> **Problem details**
Find all lines below containing the string "habe" and return them.

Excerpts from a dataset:
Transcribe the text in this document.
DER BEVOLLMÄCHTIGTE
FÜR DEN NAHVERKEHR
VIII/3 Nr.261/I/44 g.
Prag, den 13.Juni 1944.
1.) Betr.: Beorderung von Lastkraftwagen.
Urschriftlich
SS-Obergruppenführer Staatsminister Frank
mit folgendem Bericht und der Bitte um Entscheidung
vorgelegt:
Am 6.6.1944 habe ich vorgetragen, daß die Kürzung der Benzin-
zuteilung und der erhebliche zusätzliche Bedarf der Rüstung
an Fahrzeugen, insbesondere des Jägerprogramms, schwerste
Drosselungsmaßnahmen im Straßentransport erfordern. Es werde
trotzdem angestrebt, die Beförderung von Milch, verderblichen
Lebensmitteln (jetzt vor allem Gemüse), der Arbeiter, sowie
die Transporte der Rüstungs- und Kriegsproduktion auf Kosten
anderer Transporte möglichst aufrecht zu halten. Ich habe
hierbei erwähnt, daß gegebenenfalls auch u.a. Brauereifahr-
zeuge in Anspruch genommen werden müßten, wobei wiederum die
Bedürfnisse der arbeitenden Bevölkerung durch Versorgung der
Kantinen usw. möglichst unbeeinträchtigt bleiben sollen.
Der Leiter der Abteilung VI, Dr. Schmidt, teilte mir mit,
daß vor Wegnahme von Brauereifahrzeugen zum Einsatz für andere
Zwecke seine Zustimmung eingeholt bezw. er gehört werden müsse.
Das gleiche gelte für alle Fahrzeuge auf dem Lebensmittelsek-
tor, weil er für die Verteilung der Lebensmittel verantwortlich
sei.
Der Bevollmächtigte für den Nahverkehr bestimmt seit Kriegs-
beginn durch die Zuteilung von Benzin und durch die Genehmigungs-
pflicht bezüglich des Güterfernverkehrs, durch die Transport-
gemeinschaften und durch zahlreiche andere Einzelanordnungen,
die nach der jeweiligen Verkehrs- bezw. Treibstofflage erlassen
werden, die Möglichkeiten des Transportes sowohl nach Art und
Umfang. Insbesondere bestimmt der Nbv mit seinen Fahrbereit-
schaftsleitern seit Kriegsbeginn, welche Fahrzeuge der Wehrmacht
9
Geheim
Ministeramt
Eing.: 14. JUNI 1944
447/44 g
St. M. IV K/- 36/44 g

> **Response**
Am 6.6.1944 habe ich vorgetragen, daß die Kürzung der Benzin-
anderer Transporte möglichst aufrecht zu halten. Ich habe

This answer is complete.